* TASK BRIEF
Quote the records that follow in full and exactly; leave out the pictures.

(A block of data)
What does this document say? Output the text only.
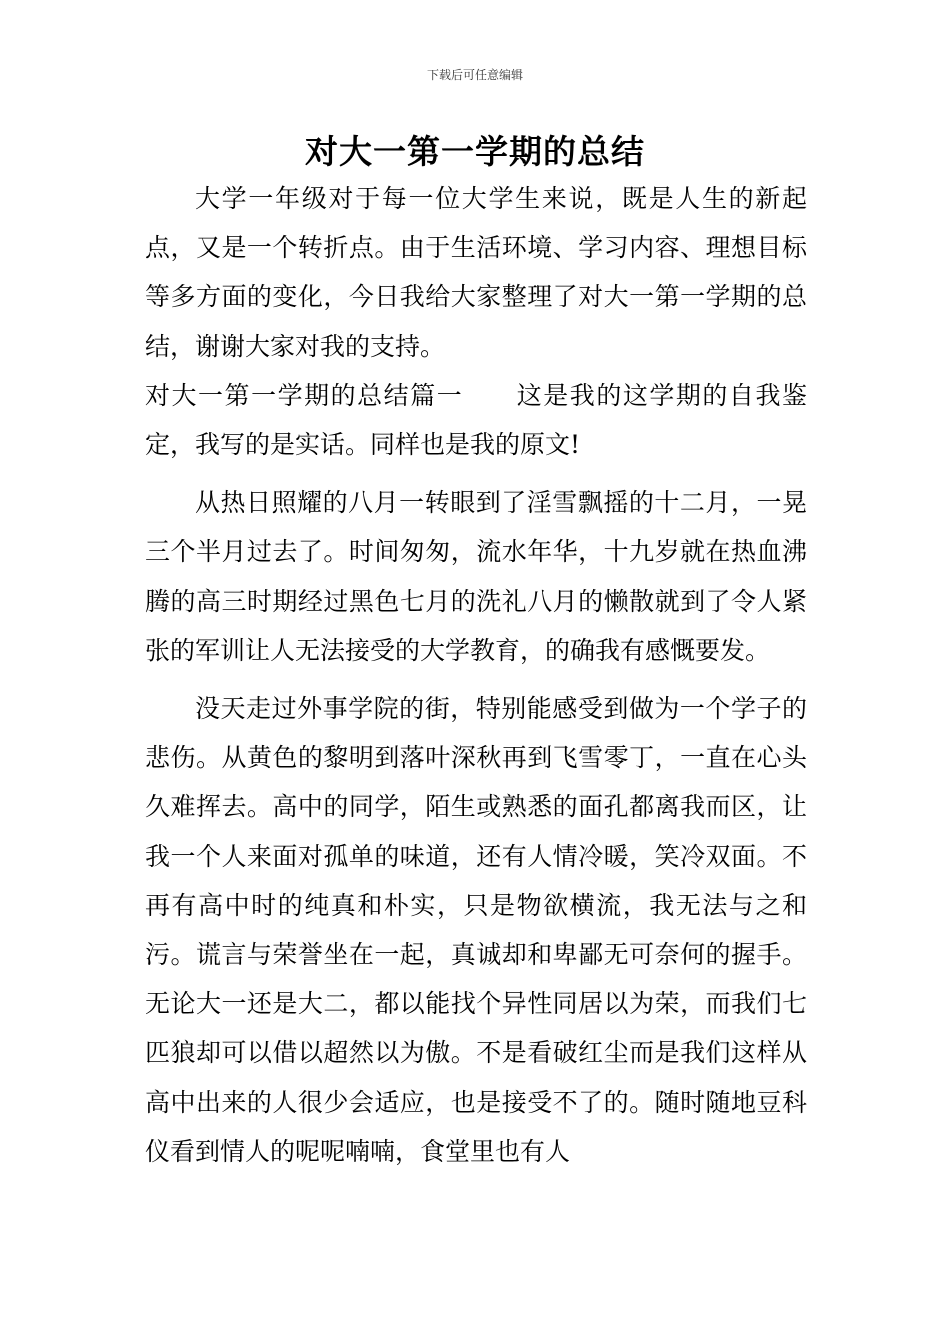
下载后可任意编辑
对大一第一学期的总结

大学一年级对于每一位大学生来说，既是人生的新起点，又是一个转折点。由于生活环境、学习内容、理想目标等多方面的变化，今日我给大家整理了对大一第一学期的总结，谢谢大家对我的支持。

对大一第一学期的总结篇一 这是我的这学期的自我鉴定，我写的是实话。同样也是我的原文!

从热日照耀的八月一转眼到了淫雪飘摇的十二月，一晃三个半月过去了。时间匆匆，流水年华，十九岁就在热血沸腾的高三时期经过黑色七月的洗礼八月的懒散就到了令人紧张的军训让人无法接受的大学教育，的确我有感慨要发。

没天走过外事学院的街，特别能感受到做为一个学子的悲伤。从黄色的黎明到落叶深秋再到飞雪零丁，一直在心头久难挥去。高中的同学，陌生或熟悉的面孔都离我而区，让我一个人来面对孤单的味道，还有人情冷暖，笑冷双面。不再有高中时的纯真和朴实，只是物欲横流，我无法与之和污。谎言与荣誉坐在一起，真诚却和卑鄙无可奈何的握手。无论大一还是大二，都以能找个异性同居以为荣，而我们七匹狼却可以借以超然以为傲。不是看破红尘而是我们这样从高中出来的人很少会适应，也是接受不了的。随时随地豆科仪看到情人的呢呢喃喃，食堂里也有人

* RIGHT ANSWER
What does this document say? Output the text only.
下载后可任意编辑
对大一第一学期的总结

大学一年级对于每一位大学生来说，既是人生的新起点，又是一个转折点。由于生活环境、学习内容、理想目标等多方面的变化，今日我给大家整理了对大一第一学期的总结，谢谢大家对我的支持。

对大一第一学期的总结篇一 这是我的这学期的自我鉴定，我写的是实话。同样也是我的原文!

从热日照耀的八月一转眼到了淫雪飘摇的十二月，一晃三个半月过去了。时间匆匆，流水年华，十九岁就在热血沸腾的高三时期经过黑色七月的洗礼八月的懒散就到了令人紧张的军训让人无法接受的大学教育，的确我有感慨要发。

没天走过外事学院的街，特别能感受到做为一个学子的悲伤。从黄色的黎明到落叶深秋再到飞雪零丁，一直在心头久难挥去。高中的同学，陌生或熟悉的面孔都离我而区，让我一个人来面对孤单的味道，还有人情冷暖，笑冷双面。不再有高中时的纯真和朴实，只是物欲横流，我无法与之和污。谎言与荣誉坐在一起，真诚却和卑鄙无可奈何的握手。无论大一还是大二，都以能找个异性同居以为荣，而我们七匹狼却可以借以超然以为傲。不是看破红尘而是我们这样从高中出来的人很少会适应，也是接受不了的。随时随地豆科仪看到情人的呢呢喃喃，食堂里也有人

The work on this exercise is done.